**INSTRUCTIONS FOR THE TASK**
Write each line word for word, from the line that contains "Output the text content of this document." through the last line of the material below.

(Records excerpted from a collection)
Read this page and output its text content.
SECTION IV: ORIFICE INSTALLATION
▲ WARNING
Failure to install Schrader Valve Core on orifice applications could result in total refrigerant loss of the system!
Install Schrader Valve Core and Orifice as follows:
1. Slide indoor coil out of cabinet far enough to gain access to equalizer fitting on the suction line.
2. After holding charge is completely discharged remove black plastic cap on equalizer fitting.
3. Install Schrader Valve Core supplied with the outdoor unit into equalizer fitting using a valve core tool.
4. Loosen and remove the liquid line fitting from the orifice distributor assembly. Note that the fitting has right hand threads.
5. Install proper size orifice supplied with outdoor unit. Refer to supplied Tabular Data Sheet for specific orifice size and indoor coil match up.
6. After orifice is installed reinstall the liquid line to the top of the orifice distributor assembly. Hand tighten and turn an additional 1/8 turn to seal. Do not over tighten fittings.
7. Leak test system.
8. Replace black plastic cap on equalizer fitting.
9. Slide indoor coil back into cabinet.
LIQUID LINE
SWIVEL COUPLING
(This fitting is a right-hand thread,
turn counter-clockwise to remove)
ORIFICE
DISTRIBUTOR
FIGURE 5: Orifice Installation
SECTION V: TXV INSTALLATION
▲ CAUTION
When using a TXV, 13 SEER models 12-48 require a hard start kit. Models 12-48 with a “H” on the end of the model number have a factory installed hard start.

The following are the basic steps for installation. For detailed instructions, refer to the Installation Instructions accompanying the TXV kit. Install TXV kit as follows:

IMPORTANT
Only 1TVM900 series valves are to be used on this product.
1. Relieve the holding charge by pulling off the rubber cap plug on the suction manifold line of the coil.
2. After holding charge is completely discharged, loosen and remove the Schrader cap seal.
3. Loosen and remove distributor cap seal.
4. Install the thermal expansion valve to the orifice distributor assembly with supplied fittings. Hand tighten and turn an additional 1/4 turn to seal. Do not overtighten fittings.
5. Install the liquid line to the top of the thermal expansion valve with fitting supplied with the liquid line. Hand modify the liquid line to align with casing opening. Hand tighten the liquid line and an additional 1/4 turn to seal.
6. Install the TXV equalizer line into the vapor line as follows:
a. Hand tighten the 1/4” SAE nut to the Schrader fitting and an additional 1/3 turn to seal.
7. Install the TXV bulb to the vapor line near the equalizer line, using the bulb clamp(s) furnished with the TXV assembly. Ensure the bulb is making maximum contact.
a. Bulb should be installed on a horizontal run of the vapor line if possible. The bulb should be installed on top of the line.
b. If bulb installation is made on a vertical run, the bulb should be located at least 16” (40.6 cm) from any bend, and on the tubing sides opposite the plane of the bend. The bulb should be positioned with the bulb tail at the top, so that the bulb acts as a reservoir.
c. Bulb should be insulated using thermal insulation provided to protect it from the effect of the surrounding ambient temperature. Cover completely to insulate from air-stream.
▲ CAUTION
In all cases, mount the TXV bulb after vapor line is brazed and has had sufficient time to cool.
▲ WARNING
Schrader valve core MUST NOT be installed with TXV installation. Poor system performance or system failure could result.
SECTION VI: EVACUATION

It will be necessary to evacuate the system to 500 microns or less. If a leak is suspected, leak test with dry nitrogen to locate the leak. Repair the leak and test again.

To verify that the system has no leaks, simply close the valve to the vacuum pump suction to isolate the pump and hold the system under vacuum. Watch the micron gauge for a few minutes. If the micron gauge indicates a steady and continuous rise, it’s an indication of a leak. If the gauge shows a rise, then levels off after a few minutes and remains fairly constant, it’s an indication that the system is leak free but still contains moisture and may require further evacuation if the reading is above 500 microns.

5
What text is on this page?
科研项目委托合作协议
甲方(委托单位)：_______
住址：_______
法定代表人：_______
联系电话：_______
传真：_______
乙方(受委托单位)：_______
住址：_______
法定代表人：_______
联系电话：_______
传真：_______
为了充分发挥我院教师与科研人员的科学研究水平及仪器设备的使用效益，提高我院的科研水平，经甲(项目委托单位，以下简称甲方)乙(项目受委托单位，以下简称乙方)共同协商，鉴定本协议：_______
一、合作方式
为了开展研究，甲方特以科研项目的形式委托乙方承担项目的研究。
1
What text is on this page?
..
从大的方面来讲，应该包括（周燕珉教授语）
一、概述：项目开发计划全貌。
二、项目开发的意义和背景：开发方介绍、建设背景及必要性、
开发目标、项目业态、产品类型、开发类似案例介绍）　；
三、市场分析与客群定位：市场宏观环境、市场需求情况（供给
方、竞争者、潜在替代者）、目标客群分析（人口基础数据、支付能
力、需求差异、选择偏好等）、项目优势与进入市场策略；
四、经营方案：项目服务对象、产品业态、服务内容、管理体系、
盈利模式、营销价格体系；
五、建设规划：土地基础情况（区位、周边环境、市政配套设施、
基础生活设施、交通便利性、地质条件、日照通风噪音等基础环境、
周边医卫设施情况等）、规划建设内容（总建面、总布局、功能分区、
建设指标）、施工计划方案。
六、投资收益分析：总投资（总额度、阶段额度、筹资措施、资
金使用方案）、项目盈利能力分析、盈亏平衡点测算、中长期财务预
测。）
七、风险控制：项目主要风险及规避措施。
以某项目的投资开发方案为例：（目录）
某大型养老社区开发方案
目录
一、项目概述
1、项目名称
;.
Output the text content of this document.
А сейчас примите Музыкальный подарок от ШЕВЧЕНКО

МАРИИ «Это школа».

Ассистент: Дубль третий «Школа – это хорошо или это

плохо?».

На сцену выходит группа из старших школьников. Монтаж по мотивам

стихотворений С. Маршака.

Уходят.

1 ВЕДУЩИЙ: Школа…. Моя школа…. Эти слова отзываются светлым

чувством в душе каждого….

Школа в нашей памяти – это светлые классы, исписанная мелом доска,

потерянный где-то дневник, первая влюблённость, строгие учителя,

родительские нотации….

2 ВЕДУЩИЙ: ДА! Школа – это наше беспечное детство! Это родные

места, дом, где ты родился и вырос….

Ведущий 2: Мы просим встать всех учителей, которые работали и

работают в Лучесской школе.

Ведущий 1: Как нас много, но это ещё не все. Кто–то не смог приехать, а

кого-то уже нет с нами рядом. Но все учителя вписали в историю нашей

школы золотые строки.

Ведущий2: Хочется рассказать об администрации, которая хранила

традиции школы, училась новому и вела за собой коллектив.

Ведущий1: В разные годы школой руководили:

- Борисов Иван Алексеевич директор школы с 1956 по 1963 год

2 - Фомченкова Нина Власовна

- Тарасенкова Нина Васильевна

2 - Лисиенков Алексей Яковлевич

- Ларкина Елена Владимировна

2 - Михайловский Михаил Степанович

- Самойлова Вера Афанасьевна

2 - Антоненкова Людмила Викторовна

**WRITTEN RESPONSE**
Output the text content of this document.
А сейчас примите Музыкальный подарок от ШЕВЧЕНКО

МАРИИ «Это школа».

Ассистент: Дубль третий «Школа – это хорошо или это

плохо?».

На сцену выходит группа из старших школьников. Монтаж по мотивам

стихотворений С. Маршака.

Уходят.

1 ВЕДУЩИЙ: Школа…. Моя школа…. Эти слова отзываются светлым

чувством в душе каждого….

Школа в нашей памяти – это светлые классы, исписанная мелом доска,

потерянный где-то дневник, первая влюблённость, строгие учителя,

родительские нотации….

2 ВЕДУЩИЙ: ДА! Школа – это наше беспечное детство! Это родные

места, дом, где ты родился и вырос….

Ведущий 2: Мы просим встать всех учителей, которые работали и

работают в Лучесской школе.

Ведущий 1: Как нас много, но это ещё не все. Кто–то не смог приехать, а

кого-то уже нет с нами рядом. Но все учителя вписали в историю нашей

школы золотые строки.

Ведущий2: Хочется рассказать об администрации, которая хранила

традиции школы, училась новому и вела за собой коллектив.

Ведущий1: В разные годы школой руководили:

- Борисов Иван Алексеевич директор школы с 1956 по 1963 год

2 - Фомченкова Нина Власовна

- Тарасенкова Нина Васильевна

2 - Лисиенков Алексей Яковлевич

- Ларкина Елена Владимировна

2 - Михайловский Михаил Степанович

- Самойлова Вера Афанасьевна

2 - Антоненкова Людмила Викторовна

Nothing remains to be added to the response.